**GIVEN INSTRUCTION:** In the listing, substitute "clickable" for every "interactable" from the line with "foot-arrow: ⬥: [310, 206, 317, 217]" to the line with "results-button[interactable]: RES: [207, 40, 237, 68]", and give back only those lines with nothing else altered.

**RECORDS SUPPLIED:**
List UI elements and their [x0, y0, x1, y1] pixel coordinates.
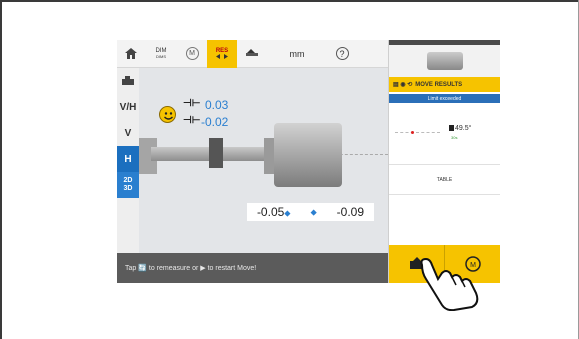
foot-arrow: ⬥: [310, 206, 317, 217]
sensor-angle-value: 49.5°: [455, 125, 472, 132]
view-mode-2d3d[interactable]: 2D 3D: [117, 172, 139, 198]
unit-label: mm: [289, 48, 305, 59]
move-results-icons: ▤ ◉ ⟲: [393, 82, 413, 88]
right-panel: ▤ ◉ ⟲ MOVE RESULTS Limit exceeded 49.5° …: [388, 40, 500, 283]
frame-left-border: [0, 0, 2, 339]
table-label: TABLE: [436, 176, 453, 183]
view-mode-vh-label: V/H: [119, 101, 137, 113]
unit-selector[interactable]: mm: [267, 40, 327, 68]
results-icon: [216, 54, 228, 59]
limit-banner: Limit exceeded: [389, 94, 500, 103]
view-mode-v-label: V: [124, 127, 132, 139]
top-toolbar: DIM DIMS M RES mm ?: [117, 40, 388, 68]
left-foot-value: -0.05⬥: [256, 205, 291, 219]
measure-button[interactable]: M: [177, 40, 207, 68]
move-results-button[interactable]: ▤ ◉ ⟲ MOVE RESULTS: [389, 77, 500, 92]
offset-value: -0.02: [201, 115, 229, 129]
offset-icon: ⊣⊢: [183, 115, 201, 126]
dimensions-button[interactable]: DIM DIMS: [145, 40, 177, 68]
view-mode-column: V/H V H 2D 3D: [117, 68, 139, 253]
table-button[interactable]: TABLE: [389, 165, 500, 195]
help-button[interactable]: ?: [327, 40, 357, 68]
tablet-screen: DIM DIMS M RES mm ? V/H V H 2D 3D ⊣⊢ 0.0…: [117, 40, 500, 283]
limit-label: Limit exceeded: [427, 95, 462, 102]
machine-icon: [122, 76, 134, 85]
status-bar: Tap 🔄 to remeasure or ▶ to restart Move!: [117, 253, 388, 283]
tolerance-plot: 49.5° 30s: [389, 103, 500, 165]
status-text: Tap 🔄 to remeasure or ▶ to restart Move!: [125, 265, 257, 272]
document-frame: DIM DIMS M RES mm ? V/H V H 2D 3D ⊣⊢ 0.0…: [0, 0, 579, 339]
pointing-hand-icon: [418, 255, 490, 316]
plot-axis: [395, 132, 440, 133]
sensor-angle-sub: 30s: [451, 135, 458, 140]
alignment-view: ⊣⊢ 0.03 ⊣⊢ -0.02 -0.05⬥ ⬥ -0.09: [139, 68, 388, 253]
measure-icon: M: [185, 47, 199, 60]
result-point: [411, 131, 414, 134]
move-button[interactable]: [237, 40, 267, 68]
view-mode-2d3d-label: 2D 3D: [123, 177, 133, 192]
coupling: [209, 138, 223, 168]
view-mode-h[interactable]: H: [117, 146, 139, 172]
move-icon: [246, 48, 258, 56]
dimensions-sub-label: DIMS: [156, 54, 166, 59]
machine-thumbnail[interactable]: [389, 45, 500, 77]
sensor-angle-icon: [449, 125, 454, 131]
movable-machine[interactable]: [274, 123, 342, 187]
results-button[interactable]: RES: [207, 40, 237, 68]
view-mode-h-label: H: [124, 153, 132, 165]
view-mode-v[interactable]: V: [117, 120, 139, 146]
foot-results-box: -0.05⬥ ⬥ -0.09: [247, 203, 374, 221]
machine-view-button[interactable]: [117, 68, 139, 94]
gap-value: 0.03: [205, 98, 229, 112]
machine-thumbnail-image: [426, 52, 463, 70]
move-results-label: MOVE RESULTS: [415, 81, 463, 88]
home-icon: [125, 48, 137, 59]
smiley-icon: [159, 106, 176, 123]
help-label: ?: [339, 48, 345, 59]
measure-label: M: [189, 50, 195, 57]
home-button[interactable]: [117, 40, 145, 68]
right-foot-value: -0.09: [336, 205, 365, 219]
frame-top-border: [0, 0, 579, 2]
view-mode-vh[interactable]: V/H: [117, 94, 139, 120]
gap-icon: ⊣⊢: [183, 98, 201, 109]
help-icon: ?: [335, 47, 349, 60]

==

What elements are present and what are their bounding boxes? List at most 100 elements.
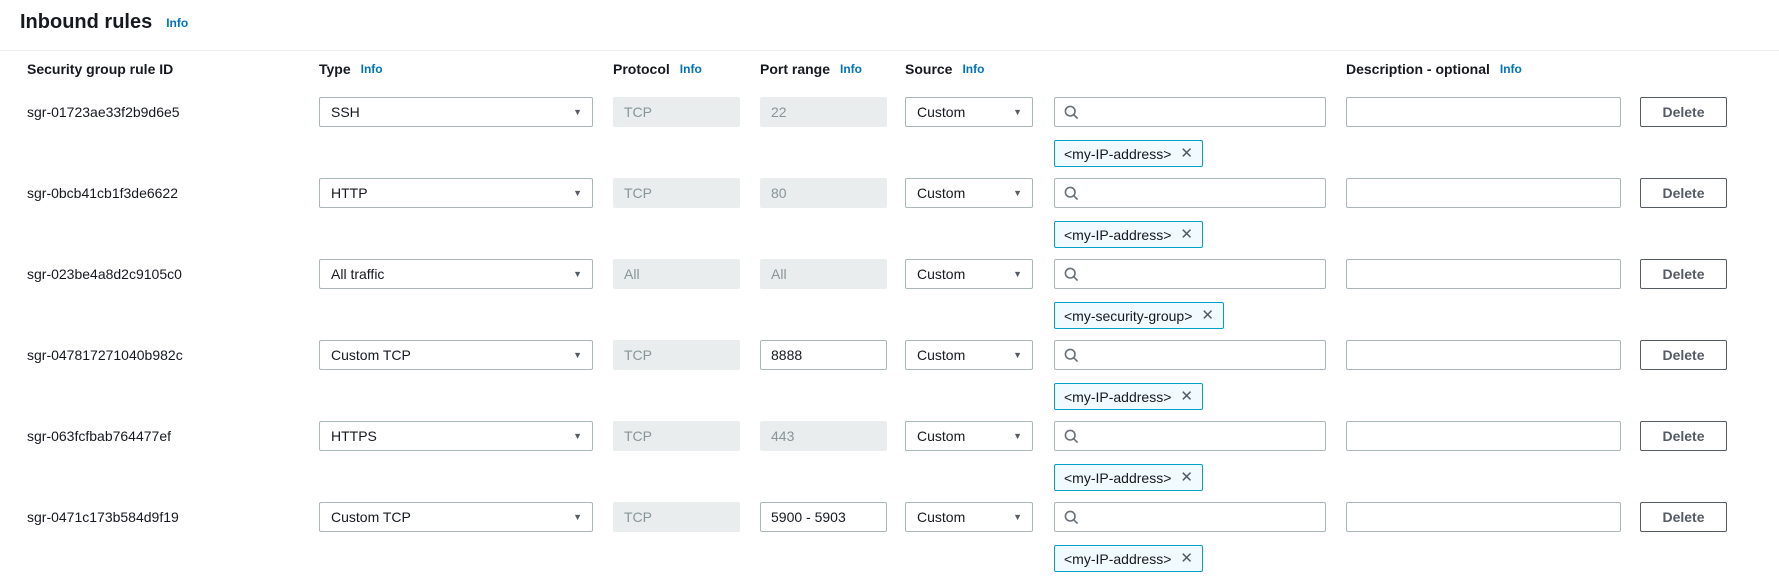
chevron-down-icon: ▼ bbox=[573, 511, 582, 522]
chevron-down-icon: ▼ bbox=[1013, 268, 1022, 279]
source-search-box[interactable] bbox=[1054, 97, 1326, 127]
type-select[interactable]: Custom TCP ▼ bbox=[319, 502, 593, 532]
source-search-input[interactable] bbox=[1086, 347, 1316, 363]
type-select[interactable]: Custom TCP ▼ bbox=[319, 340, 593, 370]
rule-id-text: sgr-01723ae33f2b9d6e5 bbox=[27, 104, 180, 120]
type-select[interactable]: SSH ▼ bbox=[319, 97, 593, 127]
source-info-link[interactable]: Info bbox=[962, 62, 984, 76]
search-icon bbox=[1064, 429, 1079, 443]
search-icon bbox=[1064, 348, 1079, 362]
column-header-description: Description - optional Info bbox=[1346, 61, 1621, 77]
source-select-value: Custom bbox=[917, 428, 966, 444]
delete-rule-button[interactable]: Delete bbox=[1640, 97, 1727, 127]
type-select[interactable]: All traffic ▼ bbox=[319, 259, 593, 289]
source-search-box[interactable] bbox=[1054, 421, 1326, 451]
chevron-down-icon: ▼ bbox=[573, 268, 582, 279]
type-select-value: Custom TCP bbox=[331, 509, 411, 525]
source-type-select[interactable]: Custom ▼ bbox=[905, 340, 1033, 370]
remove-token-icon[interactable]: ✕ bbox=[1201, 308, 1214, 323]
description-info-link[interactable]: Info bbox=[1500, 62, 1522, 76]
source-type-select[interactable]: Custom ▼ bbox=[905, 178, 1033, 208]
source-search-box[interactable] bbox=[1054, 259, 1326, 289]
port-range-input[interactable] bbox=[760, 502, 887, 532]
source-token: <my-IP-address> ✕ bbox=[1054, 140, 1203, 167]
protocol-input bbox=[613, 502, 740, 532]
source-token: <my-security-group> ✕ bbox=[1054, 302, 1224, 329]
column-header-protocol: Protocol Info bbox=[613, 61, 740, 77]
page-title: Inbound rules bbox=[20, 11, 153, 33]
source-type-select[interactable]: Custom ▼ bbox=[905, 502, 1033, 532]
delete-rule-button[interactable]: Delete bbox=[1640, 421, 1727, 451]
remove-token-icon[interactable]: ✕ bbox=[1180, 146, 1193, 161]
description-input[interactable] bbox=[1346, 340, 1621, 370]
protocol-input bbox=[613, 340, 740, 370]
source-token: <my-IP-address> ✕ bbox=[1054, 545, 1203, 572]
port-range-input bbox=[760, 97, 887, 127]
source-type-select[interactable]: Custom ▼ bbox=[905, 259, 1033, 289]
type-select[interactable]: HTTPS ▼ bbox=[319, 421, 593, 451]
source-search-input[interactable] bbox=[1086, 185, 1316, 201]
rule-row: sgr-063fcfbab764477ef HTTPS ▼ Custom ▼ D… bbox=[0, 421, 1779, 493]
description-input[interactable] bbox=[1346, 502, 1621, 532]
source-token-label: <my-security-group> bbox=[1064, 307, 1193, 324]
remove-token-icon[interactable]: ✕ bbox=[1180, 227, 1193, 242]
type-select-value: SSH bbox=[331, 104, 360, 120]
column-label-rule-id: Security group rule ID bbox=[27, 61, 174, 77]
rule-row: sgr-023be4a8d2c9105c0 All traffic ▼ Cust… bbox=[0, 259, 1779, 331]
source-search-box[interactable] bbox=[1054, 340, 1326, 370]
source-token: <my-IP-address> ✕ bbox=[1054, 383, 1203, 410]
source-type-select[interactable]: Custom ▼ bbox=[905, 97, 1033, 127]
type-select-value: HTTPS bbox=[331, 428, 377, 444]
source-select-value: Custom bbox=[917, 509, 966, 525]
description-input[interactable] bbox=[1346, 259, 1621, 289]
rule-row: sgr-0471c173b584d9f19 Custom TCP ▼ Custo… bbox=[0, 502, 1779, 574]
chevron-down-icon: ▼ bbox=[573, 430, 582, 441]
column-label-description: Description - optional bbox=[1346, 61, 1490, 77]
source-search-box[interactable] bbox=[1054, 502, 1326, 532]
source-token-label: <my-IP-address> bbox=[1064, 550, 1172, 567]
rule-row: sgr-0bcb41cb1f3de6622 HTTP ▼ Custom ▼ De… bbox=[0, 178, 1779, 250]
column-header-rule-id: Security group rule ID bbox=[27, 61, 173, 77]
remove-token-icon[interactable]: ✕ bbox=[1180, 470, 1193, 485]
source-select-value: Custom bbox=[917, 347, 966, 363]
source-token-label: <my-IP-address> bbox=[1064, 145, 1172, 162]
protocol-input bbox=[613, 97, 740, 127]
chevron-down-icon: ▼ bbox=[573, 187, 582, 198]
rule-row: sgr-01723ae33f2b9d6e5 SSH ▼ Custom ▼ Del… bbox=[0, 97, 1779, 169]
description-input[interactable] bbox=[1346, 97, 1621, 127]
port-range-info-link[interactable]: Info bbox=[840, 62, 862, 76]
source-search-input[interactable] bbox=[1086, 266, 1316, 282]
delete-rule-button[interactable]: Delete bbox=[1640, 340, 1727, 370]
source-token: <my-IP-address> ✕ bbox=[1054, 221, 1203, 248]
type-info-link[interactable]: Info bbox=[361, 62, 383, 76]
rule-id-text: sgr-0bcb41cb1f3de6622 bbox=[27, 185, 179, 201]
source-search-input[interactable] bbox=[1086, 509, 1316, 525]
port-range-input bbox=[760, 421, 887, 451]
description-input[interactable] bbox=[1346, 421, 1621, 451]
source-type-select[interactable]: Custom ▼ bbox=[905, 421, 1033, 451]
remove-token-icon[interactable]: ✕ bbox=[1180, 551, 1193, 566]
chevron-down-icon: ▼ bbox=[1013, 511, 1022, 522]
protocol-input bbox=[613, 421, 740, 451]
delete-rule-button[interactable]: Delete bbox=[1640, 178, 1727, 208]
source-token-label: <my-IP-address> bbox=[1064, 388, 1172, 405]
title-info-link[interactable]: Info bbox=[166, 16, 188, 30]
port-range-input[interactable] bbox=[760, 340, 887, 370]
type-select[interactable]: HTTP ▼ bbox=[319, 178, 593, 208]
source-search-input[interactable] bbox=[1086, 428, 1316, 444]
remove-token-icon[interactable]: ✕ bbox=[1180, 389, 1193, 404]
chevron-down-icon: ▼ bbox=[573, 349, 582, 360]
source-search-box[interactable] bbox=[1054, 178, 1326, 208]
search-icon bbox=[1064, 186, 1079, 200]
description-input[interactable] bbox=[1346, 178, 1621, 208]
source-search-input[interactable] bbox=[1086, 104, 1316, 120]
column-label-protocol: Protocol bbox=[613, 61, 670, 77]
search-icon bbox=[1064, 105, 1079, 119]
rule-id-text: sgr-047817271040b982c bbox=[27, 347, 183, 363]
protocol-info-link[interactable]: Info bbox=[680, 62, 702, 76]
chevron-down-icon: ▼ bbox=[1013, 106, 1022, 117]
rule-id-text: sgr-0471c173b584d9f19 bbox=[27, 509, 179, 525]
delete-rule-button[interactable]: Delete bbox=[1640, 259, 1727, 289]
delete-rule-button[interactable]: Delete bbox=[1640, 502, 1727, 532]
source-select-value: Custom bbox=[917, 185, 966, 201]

* * *

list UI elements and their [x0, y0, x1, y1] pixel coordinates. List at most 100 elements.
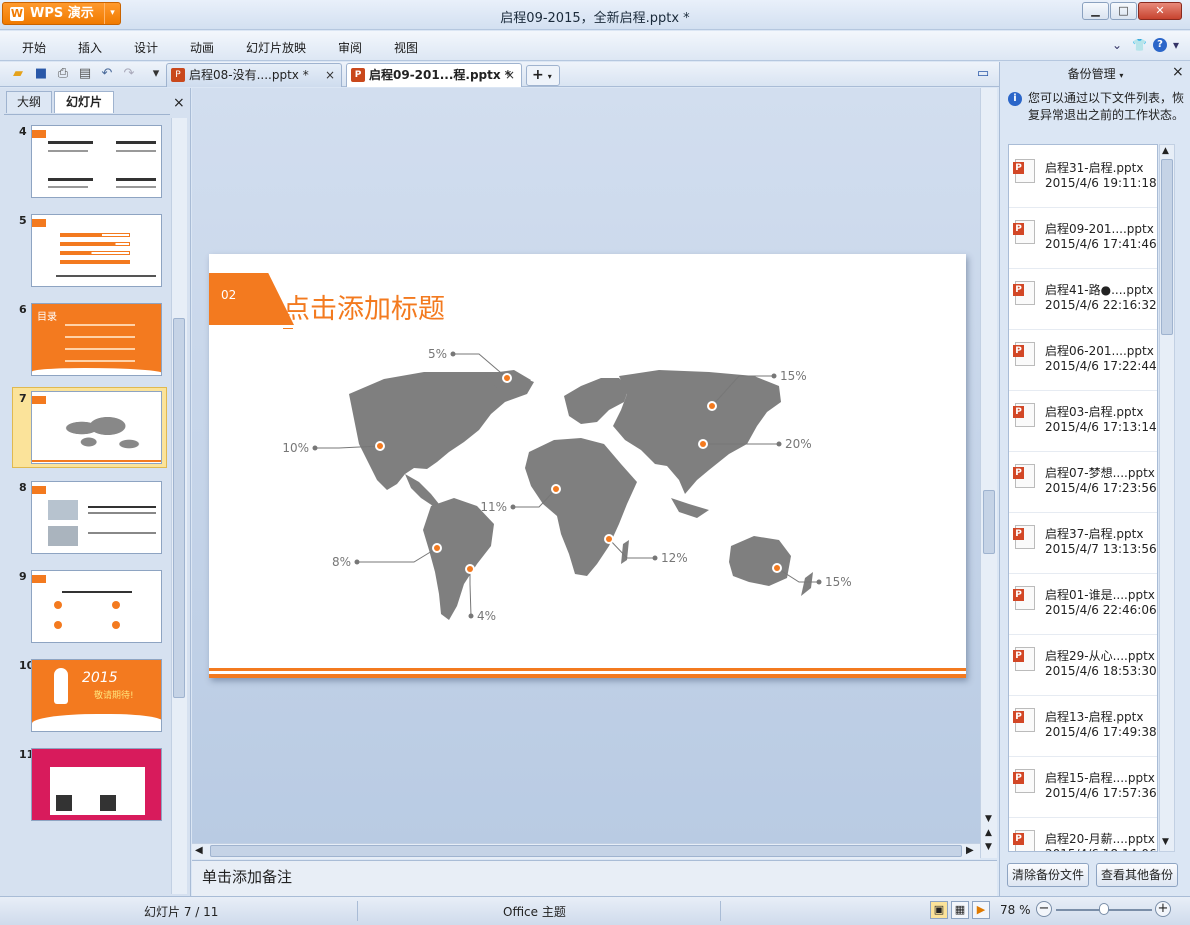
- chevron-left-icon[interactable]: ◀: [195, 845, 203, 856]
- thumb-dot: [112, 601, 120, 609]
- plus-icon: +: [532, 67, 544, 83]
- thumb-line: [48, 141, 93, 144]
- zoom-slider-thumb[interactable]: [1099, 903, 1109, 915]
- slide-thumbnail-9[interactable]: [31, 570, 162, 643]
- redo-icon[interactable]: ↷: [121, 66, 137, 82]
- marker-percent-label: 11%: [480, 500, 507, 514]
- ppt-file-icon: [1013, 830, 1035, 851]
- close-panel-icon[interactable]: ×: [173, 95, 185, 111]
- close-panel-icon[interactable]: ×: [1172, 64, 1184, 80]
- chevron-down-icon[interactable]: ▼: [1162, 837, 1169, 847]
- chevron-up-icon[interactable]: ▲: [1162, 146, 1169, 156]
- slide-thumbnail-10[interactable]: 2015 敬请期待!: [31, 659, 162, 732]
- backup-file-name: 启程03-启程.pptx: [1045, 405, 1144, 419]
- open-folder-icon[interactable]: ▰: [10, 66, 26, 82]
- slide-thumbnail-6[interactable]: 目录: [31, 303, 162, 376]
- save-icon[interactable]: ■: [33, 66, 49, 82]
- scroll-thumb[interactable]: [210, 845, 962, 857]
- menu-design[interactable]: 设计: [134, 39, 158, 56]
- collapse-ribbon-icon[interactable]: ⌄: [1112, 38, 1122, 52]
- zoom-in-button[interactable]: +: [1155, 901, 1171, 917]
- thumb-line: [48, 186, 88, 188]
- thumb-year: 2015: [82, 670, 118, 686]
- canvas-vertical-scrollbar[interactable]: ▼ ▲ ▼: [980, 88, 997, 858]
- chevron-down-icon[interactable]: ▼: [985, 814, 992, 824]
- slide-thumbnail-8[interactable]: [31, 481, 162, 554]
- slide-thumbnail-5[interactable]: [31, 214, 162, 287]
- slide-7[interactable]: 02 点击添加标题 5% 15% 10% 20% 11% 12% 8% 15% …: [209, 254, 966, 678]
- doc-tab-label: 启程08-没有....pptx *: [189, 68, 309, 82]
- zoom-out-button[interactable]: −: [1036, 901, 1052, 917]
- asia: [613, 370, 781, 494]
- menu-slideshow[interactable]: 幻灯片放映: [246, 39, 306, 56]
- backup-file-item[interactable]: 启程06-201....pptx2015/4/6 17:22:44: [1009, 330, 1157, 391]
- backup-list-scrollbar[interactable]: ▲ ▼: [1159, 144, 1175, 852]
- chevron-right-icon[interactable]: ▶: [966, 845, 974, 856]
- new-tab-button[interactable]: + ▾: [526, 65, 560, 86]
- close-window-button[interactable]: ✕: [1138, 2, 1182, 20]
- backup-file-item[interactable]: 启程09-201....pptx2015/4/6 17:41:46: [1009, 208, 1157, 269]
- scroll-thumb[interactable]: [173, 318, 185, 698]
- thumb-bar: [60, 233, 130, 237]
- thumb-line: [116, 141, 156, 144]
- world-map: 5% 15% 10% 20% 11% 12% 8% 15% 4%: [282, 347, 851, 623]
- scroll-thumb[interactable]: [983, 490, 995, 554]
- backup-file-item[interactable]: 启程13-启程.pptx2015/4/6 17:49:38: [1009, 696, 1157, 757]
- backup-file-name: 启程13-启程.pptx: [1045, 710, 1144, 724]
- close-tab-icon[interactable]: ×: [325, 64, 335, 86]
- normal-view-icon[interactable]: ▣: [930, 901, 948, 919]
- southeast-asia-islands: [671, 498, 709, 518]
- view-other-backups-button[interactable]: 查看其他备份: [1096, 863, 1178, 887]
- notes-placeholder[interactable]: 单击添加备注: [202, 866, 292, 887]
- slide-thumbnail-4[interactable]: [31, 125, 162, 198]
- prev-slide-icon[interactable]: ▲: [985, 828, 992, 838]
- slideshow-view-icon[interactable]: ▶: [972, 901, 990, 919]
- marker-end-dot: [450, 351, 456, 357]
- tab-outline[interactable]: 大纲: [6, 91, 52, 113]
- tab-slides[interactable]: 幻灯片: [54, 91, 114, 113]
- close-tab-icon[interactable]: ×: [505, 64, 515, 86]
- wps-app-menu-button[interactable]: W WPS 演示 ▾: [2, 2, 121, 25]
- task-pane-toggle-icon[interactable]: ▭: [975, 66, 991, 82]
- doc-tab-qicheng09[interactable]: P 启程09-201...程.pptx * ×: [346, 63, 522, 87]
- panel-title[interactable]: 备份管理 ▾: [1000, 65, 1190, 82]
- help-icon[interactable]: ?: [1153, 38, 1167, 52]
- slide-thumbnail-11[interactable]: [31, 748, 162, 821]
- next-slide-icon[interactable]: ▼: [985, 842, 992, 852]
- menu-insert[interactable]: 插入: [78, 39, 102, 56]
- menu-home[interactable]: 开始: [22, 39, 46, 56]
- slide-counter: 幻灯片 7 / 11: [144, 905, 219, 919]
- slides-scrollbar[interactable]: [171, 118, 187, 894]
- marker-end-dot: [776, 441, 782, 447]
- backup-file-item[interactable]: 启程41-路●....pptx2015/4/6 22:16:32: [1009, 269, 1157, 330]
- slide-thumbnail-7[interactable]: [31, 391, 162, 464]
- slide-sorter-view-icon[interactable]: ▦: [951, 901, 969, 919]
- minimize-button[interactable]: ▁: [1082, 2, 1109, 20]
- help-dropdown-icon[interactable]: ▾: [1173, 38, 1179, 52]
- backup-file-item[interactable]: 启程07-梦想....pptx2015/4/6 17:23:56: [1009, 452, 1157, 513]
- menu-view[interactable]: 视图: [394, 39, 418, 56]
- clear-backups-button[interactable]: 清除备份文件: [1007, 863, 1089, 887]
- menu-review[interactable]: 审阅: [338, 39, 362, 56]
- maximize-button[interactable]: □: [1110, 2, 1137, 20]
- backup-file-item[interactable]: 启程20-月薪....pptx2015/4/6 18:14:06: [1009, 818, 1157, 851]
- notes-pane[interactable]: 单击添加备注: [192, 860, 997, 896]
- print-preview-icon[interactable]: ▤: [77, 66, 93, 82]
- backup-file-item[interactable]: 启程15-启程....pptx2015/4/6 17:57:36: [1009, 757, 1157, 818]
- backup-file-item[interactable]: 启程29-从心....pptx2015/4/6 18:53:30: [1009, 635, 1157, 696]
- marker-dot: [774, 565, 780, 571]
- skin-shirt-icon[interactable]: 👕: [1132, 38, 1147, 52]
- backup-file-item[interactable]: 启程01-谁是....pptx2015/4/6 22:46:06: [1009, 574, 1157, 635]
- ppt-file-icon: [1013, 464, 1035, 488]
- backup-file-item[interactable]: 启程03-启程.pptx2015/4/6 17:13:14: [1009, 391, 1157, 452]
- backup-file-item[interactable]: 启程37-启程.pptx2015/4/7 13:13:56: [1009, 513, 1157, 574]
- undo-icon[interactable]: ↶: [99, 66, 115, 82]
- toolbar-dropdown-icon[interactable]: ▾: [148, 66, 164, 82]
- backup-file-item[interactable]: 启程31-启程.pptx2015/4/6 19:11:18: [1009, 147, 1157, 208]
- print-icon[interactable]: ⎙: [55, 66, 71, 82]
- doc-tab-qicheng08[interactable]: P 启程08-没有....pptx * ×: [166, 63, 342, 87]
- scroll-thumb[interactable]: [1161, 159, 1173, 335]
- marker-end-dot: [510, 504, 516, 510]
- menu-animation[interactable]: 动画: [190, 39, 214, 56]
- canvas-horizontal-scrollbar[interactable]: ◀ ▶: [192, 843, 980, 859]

**EXPECTED ANSWER:**
foot-arrow: ⬥: [310, 206, 317, 217]
sensor-angle-value: 49.5°: [455, 125, 472, 132]
view-mode-2d3d[clickable]: 2D 3D: [117, 172, 139, 198]
unit-label: mm: [289, 48, 305, 59]
move-results-icons: ▤ ◉ ⟲: [393, 82, 413, 88]
right-panel: ▤ ◉ ⟲ MOVE RESULTS Limit exceeded 49.5° …: [388, 40, 500, 283]
frame-left-border: [0, 0, 2, 339]
table-label: TABLE: [436, 176, 453, 183]
view-mode-vh-label: V/H: [119, 101, 137, 113]
unit-selector[clickable]: mm: [267, 40, 327, 68]
results-icon: [216, 54, 228, 59]
limit-banner: Limit exceeded: [389, 94, 500, 103]
view-mode-v-label: V: [124, 127, 132, 139]
top-toolbar: DIM DIMS M RES mm ?: [117, 40, 388, 68]
left-foot-value: -0.05⬥: [256, 205, 291, 219]
measure-button[clickable]: M: [177, 40, 207, 68]
move-results-button[clickable]: ▤ ◉ ⟲ MOVE RESULTS: [389, 77, 500, 92]
offset-value: -0.02: [201, 115, 229, 129]
offset-icon: ⊣⊢: [183, 115, 201, 126]
dimensions-button[clickable]: DIM DIMS: [145, 40, 177, 68]
view-mode-column: V/H V H 2D 3D: [117, 68, 139, 253]
table-button[clickable]: TABLE: [389, 165, 500, 195]
help-button[clickable]: ?: [327, 40, 357, 68]
tablet-screen: DIM DIMS M RES mm ? V/H V H 2D 3D ⊣⊢ 0.0…: [117, 40, 500, 283]
limit-label: Limit exceeded: [427, 95, 462, 102]
machine-icon: [122, 76, 134, 85]
status-bar: Tap 🔄 to remeasure or ▶ to restart Move!: [117, 253, 388, 283]
tolerance-plot: 49.5° 30s: [389, 103, 500, 165]
status-text: Tap 🔄 to remeasure or ▶ to restart Move!: [125, 265, 257, 272]
document-frame: DIM DIMS M RES mm ? V/H V H 2D 3D ⊣⊢ 0.0…: [0, 0, 579, 339]
pointing-hand-icon: [418, 255, 490, 316]
plot-axis: [395, 132, 440, 133]
sensor-angle-sub: 30s: [451, 135, 458, 140]
alignment-view: ⊣⊢ 0.03 ⊣⊢ -0.02 -0.05⬥ ⬥ -0.09: [139, 68, 388, 253]
measure-icon: M: [185, 47, 199, 60]
result-point: [411, 131, 414, 134]
move-button[clickable]: [237, 40, 267, 68]
view-mode-2d3d-label: 2D 3D: [123, 177, 133, 192]
coupling: [209, 138, 223, 168]
view-mode-h[clickable]: H: [117, 146, 139, 172]
move-icon: [246, 48, 258, 56]
dimensions-sub-label: DIMS: [156, 54, 166, 59]
machine-thumbnail[clickable]: [389, 45, 500, 77]
sensor-angle-icon: [449, 125, 454, 131]
movable-machine[clickable]: [274, 123, 342, 187]
results-button[clickable]: RES: [207, 40, 237, 68]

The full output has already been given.